>> Begin Given data
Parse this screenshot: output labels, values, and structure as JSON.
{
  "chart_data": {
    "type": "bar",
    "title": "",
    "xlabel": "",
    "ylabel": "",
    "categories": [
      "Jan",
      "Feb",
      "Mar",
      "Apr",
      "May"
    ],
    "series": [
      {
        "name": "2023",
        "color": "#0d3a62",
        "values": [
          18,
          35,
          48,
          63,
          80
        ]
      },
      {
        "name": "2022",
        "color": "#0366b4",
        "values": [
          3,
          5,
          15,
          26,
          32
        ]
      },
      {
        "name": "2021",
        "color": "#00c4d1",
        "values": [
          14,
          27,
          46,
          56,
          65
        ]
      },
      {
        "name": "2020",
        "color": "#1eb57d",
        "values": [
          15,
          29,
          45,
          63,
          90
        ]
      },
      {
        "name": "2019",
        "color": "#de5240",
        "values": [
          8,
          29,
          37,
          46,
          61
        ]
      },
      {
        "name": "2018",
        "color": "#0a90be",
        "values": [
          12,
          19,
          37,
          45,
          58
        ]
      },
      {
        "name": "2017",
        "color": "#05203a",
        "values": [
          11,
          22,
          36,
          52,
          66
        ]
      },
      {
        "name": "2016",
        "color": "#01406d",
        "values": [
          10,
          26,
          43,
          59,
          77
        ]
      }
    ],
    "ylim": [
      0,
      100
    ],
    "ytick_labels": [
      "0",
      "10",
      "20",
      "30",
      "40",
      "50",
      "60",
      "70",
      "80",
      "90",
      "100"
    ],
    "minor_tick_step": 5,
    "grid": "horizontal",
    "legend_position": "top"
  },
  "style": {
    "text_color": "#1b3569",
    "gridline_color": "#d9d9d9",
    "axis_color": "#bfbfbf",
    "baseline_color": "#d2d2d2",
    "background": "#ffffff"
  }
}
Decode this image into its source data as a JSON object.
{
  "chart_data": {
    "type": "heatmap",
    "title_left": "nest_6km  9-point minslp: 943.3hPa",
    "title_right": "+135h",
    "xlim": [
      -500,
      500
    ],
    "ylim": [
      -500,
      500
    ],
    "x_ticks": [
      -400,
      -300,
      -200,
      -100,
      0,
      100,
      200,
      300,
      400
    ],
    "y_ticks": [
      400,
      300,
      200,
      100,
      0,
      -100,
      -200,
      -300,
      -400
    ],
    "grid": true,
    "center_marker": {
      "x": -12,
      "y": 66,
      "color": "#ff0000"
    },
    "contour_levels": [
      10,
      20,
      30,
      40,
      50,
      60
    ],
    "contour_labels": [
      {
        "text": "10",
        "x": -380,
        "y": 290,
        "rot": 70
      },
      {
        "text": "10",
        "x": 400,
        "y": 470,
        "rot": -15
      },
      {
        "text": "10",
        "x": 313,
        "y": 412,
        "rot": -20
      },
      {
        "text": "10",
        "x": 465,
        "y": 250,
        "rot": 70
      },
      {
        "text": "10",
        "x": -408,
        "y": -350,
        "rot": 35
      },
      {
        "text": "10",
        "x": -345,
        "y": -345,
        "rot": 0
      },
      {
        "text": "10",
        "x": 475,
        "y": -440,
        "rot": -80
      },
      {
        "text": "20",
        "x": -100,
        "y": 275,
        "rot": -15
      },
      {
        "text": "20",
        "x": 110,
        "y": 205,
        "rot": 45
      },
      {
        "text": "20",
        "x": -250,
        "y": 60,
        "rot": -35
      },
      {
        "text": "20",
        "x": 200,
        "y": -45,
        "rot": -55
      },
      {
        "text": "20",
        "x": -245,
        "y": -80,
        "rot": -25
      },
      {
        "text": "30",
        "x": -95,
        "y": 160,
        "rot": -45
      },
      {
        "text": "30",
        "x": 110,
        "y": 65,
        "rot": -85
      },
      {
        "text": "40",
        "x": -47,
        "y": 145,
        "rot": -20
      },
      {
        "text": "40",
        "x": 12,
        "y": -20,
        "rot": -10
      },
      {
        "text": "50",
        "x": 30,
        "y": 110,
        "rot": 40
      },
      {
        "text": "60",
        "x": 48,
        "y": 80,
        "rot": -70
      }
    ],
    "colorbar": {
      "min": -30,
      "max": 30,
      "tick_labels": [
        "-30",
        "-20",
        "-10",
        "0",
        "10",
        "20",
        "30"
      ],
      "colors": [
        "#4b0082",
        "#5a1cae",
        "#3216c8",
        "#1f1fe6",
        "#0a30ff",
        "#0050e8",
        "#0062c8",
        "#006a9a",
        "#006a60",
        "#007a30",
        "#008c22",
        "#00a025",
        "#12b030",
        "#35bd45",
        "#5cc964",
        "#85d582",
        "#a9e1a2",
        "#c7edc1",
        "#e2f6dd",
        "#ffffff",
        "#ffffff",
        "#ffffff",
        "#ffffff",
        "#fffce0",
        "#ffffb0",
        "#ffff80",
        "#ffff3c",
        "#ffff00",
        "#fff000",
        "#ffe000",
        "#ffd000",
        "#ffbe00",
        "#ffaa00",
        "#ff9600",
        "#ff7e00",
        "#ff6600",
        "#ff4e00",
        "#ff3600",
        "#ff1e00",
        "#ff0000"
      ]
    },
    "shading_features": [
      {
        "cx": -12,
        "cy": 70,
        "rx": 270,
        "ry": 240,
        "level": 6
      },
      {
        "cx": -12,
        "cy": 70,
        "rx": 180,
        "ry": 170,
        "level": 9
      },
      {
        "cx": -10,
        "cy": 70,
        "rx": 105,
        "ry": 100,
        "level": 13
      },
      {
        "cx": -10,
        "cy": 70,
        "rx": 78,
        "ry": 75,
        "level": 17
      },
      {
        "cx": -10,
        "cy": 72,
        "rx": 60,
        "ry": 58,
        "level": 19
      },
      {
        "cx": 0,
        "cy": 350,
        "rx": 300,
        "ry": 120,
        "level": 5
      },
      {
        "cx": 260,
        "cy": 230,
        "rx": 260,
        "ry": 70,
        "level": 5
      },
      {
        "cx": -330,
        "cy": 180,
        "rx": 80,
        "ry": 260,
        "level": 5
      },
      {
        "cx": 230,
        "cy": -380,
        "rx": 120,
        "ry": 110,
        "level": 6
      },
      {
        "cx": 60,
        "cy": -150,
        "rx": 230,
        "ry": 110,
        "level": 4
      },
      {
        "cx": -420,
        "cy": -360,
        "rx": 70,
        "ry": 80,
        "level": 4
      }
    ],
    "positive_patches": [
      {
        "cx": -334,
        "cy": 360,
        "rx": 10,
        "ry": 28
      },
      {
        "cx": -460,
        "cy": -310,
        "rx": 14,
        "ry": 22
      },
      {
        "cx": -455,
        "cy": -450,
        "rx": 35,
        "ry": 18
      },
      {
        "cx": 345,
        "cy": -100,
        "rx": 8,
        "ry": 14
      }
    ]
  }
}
>> End Given data
:: Problem to work on ::
Using the listing above, locate the lines that hold "this" and copy each one.

:: In response ::
Parse this screenshot: output labels, values, and structure as JSON.
Decode this image into its source data as a JSON object.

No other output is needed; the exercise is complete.